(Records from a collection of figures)
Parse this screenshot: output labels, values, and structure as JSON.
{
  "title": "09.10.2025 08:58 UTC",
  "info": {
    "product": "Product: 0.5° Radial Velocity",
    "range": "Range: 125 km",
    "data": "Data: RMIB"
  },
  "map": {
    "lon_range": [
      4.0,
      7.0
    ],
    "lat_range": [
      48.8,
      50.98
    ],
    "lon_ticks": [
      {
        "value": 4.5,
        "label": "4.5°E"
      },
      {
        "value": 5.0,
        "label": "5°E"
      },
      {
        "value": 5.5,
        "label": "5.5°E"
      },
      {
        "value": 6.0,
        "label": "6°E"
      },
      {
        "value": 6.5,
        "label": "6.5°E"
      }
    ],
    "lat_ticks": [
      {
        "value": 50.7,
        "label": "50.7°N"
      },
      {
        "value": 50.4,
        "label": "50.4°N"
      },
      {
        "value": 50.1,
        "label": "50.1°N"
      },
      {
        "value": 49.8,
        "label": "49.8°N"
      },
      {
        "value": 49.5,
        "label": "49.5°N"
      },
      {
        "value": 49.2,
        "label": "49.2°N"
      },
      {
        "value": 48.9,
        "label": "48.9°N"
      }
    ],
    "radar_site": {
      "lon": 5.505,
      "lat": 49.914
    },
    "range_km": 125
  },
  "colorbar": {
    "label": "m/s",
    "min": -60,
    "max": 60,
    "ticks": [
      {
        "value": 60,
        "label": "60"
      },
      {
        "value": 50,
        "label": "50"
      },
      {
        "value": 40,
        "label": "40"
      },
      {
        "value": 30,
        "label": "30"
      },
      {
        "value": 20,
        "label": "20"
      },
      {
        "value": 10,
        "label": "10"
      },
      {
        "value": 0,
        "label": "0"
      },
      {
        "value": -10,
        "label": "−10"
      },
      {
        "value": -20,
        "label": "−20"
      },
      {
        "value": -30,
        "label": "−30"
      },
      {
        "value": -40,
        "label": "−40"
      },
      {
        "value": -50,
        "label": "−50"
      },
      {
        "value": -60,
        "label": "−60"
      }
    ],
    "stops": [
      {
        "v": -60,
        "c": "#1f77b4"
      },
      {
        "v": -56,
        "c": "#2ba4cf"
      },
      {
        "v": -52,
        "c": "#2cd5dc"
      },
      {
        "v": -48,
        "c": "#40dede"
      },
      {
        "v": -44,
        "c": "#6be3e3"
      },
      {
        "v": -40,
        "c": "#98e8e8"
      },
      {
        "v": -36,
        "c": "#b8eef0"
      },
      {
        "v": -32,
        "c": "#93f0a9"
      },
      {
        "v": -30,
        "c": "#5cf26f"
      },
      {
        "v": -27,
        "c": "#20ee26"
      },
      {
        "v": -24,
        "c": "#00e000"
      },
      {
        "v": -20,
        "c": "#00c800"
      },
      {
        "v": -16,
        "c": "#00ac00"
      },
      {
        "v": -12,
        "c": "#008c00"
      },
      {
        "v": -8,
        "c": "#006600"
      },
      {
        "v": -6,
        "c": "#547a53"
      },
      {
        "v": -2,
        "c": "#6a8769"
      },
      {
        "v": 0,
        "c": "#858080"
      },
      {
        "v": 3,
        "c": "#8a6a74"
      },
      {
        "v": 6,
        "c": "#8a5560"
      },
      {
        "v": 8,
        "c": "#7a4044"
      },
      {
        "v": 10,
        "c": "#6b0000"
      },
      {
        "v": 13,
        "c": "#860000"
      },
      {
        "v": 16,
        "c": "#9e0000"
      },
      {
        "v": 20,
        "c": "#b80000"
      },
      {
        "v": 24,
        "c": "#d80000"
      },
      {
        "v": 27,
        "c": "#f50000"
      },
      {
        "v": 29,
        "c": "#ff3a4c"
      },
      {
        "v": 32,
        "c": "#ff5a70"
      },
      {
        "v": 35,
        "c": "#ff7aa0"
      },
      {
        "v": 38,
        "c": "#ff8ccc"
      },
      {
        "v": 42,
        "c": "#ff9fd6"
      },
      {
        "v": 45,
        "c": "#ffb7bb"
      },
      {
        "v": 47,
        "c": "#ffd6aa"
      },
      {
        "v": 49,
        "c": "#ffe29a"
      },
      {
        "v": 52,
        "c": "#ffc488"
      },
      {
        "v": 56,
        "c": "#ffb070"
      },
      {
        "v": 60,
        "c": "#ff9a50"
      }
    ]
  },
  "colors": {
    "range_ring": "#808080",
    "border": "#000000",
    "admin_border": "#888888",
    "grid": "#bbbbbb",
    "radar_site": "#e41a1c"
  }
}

Your goal:
Print the entries exactly. Include every one.

Result of the task:
Parse this screenshot: output labels, values, and structure as JSON.
{
  "title": "09.10.2025 08:58 UTC",
  "info": {
    "product": "Product: 0.5° Radial Velocity",
    "range": "Range: 125 km",
    "data": "Data: RMIB"
  },
  "map": {
    "lon_range": [
      4.0,
      7.0
    ],
    "lat_range": [
      48.8,
      50.98
    ],
    "lon_ticks": [
      {
        "value": 4.5,
        "label": "4.5°E"
      },
      {
        "value": 5.0,
        "label": "5°E"
      },
      {
        "value": 5.5,
        "label": "5.5°E"
      },
      {
        "value": 6.0,
        "label": "6°E"
      },
      {
        "value": 6.5,
        "label": "6.5°E"
      }
    ],
    "lat_ticks": [
      {
        "value": 50.7,
        "label": "50.7°N"
      },
      {
        "value": 50.4,
        "label": "50.4°N"
      },
      {
        "value": 50.1,
        "label": "50.1°N"
      },
      {
        "value": 49.8,
        "label": "49.8°N"
      },
      {
        "value": 49.5,
        "label": "49.5°N"
      },
      {
        "value": 49.2,
        "label": "49.2°N"
      },
      {
        "value": 48.9,
        "label": "48.9°N"
      }
    ],
    "radar_site": {
      "lon": 5.505,
      "lat": 49.914
    },
    "range_km": 125
  },
  "colorbar": {
    "label": "m/s",
    "min": -60,
    "max": 60,
    "ticks": [
      {
        "value": 60,
        "label": "60"
      },
      {
        "value": 50,
        "label": "50"
      },
      {
        "value": 40,
        "label": "40"
      },
      {
        "value": 30,
        "label": "30"
      },
      {
        "value": 20,
        "label": "20"
      },
      {
        "value": 10,
        "label": "10"
      },
      {
        "value": 0,
        "label": "0"
      },
      {
        "value": -10,
        "label": "−10"
      },
      {
        "value": -20,
        "label": "−20"
      },
      {
        "value": -30,
        "label": "−30"
      },
      {
        "value": -40,
        "label": "−40"
      },
      {
        "value": -50,
        "label": "−50"
      },
      {
        "value": -60,
        "label": "−60"
      }
    ],
    "stops": [
      {
        "v": -60,
        "c": "#1f77b4"
      },
      {
        "v": -56,
        "c": "#2ba4cf"
      },
      {
        "v": -52,
        "c": "#2cd5dc"
      },
      {
        "v": -48,
        "c": "#40dede"
      },
      {
        "v": -44,
        "c": "#6be3e3"
      },
      {
        "v": -40,
        "c": "#98e8e8"
      },
      {
        "v": -36,
        "c": "#b8eef0"
      },
      {
        "v": -32,
        "c": "#93f0a9"
      },
      {
        "v": -30,
        "c": "#5cf26f"
      },
      {
        "v": -27,
        "c": "#20ee26"
      },
      {
        "v": -24,
        "c": "#00e000"
      },
      {
        "v": -20,
        "c": "#00c800"
      },
      {
        "v": -16,
        "c": "#00ac00"
      },
      {
        "v": -12,
        "c": "#008c00"
      },
      {
        "v": -8,
        "c": "#006600"
      },
      {
        "v": -6,
        "c": "#547a53"
      },
      {
        "v": -2,
        "c": "#6a8769"
      },
      {
        "v": 0,
        "c": "#858080"
      },
      {
        "v": 3,
        "c": "#8a6a74"
      },
      {
        "v": 6,
        "c": "#8a5560"
      },
      {
        "v": 8,
        "c": "#7a4044"
      },
      {
        "v": 10,
        "c": "#6b0000"
      },
      {
        "v": 13,
        "c": "#860000"
      },
      {
        "v": 16,
        "c": "#9e0000"
      },
      {
        "v": 20,
        "c": "#b80000"
      },
      {
        "v": 24,
        "c": "#d80000"
      },
      {
        "v": 27,
        "c": "#f50000"
      },
      {
        "v": 29,
        "c": "#ff3a4c"
      },
      {
        "v": 32,
        "c": "#ff5a70"
      },
      {
        "v": 35,
        "c": "#ff7aa0"
      },
      {
        "v": 38,
        "c": "#ff8ccc"
      },
      {
        "v": 42,
        "c": "#ff9fd6"
      },
      {
        "v": 45,
        "c": "#ffb7bb"
      },
      {
        "v": 47,
        "c": "#ffd6aa"
      },
      {
        "v": 49,
        "c": "#ffe29a"
      },
      {
        "v": 52,
        "c": "#ffc488"
      },
      {
        "v": 56,
        "c": "#ffb070"
      },
      {
        "v": 60,
        "c": "#ff9a50"
      }
    ]
  },
  "colors": {
    "range_ring": "#808080",
    "border": "#000000",
    "admin_border": "#888888",
    "grid": "#bbbbbb",
    "radar_site": "#e41a1c"
  }
}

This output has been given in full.